**TEXT SECTION:**

The decision is a useful general guide to insurers and their advisers as to the legal principles underpinning the interpretation of ETE clauses and finding TPD ([78]-[104]), but did not ultimately determine those matters or decide anything novel in relation to them. It also examines some particular reinsurance treaty issues related to the separate reinsurance proceedings (at [105]-[240]).

However, the decision is of more general significance and should be compulsory reading for insurers in relation to their general duties as decision makers dealing with superannuation fund claims (at [61]-[77]), particularly where reinsurance is in place that potentially gives rise to conflicts of interest, disclosure and waiver issues (at [241]-[358]).

Key Take-outs
  • There is nothing wrong in insurers consulting and cooperating with reinsurers in parallel with considering particular insurance claims, as is commonly required by claims cooperation clauses. However, insurers need to take a long term view mindful of their own decision making and procedural fairness obligations to their insured in dealing with both reinsurers and insureds.
  • In this case, extensive evidence was produced of MetLife’s dealings with its reinsurer, including the insurer receiving inconsistent legal advice on whether the claim should be accepted and sharing that advice with the reinsurer. Privilege was waived over the legal advice with the result that the Court found that the insurer’s first decision rejecting the claim should be set aside (see in particular [182]-[190] and [272]-[281]). That was because:
    • MetLife had probably already waived privilege in the legal advice by showing it to the reinsurer;
    • MetLife should have disclosed it to the insured; and
    • the insured could then have called for further examination of the claim and adopted and put arguments that one of the lawyers had used to conclude that the insured could qualify as TPD.

**EXERCISE TASKS:**
1 - Can you condense the paragraph of the case commentary that begins "The decision is a useful general guide" into a short bulleted list that keeps its main facts?
2 - Which paragraph ranges, given in square brackets, does the case commentary cite? List every one.
3 - Go on with the case commentary, starting after its final bullet point.
The rows have no connection to the case commentary.

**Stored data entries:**
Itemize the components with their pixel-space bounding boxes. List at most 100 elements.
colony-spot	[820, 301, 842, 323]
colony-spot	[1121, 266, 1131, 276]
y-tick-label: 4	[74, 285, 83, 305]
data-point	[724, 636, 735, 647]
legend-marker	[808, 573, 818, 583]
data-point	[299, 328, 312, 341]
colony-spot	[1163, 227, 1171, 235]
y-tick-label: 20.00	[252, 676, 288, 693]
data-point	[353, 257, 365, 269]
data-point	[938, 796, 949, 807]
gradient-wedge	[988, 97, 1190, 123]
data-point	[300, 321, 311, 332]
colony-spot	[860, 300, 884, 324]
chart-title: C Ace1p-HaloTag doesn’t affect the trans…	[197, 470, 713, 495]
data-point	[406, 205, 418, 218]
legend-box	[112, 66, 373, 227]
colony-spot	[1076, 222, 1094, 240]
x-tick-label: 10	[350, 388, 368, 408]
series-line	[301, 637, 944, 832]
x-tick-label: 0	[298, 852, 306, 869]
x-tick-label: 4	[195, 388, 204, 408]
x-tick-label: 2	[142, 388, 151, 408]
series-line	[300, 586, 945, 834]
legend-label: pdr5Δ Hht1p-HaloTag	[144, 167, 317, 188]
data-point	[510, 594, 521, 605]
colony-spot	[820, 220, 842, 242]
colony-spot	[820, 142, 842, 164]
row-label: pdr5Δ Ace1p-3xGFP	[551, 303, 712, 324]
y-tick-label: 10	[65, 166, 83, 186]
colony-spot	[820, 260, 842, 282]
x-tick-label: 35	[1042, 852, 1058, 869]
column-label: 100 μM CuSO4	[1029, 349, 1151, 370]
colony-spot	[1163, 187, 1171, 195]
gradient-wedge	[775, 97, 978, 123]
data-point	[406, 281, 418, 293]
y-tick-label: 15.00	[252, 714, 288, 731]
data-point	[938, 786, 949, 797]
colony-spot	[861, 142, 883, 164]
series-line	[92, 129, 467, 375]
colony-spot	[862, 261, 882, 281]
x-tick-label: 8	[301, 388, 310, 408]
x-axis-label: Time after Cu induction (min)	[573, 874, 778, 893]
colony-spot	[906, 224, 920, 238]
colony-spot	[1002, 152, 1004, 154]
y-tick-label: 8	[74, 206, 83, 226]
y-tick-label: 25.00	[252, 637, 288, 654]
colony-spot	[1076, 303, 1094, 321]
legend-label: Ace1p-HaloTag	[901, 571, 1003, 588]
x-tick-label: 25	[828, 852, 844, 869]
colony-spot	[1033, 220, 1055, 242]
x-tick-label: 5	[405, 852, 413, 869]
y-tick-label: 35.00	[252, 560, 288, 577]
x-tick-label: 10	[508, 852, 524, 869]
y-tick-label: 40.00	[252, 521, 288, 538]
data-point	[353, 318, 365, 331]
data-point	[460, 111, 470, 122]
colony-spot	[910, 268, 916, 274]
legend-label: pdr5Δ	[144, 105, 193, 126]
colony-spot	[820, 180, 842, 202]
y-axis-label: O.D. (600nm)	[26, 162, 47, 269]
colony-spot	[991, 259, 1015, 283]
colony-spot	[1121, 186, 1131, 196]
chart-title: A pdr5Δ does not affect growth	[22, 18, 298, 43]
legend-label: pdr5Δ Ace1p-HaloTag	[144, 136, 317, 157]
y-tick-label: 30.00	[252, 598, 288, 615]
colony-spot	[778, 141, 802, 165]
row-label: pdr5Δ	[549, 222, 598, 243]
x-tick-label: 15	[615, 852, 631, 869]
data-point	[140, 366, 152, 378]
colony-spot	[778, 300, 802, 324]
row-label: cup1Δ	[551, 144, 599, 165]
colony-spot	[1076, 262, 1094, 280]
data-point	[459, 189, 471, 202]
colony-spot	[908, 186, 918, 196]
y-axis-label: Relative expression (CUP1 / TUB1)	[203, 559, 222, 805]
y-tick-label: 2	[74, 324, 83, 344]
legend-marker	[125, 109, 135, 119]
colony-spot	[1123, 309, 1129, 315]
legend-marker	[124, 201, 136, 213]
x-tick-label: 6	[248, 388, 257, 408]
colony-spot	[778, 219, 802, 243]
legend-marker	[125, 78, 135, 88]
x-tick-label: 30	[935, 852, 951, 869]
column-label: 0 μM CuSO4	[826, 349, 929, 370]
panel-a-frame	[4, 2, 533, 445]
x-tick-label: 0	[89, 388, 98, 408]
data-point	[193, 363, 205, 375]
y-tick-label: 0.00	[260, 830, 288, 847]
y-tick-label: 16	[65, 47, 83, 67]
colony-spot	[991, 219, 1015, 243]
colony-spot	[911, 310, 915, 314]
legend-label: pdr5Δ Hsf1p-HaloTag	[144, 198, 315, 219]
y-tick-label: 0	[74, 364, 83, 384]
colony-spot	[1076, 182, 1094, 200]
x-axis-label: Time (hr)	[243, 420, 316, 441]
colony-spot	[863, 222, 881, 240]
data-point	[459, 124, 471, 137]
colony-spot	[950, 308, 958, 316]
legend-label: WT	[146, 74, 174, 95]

**ANSWERS PROVIDED:**
1 -
- The decision is a useful general guide for insurers and their advisers on the legal principles behind interpreting ETE clauses and finding TPD ([78]-[104]).
- It did not ultimately determine those matters or decide anything novel about them.
- It also examines particular reinsurance treaty issues connected to the separate reinsurance proceedings ([105]-[240]).

2 -
- [78]-[104]
- [105]-[240]
- [61]-[77]
- [241]-[358]
- [182]-[190]
- [272]-[281]

3 -
  • Although cooperation with insurers is permissible, insurers need to take care to separate their own decision making from the influence of any reinsurer rights or requirements (see for example [254]). In particular, the insurer must decide itself whether it is satisfied of required matters in accordance with its duties:
    • to act reasonably in forming an opinion; and
    • of utmost good faith.
  • In this case, the insurer’s first decision was set aside because:
    • it had not sufficiently separated its contractual duties to the reinsurer from its duties to the insured; had not disclosed to the insured its reinsurance obligations; and was inferred to have taken into account the irrelevant consideration of the reinsurer’s non-approval of the claim (see [266]-[271]).
    • the insurer’s failure to disclose reinsurance obligations and communications, and that it was taking them into account, denied the insured procedural fairness as he was not in a position to make submissions as to how to eliminate or reduce the conflict between the insurer’s duties to the reinsurer and to the insured (see [272]-[276])
  • The decision also highlights the importance of insurers not only acting reasonably, but also demonstrating that reasonableness by exposing their reasoning when declining claims, in particular by incorporating in their written decisions a rational weighing of the medical, vocational and other evidence and therefore explaining their decisions.
  • In this case, the Court was critical of the insurer’s first decision on the basis that it only recited material then gave a conclusion, without showing how the material had been evaluated, accepted, rejected, reconciled or otherwise dealt with to the extent that it was inconsistent with the decision reached (see [285]).
  • Finally, the decision is a reminder that second decisions also commonly required in TPD claims must be genuine reconsiderations of the matter by insurers, and that care is required both in substance and in form. For example, in this case the insurer concluded that it had “not changed its opinion”. The Court held that those words evidenced the wrong approach and a failure to consider the matter afresh, and that the insurer had taken into account an irrelevant consideration, so that the second decision was also set aside (see [344]-[349]).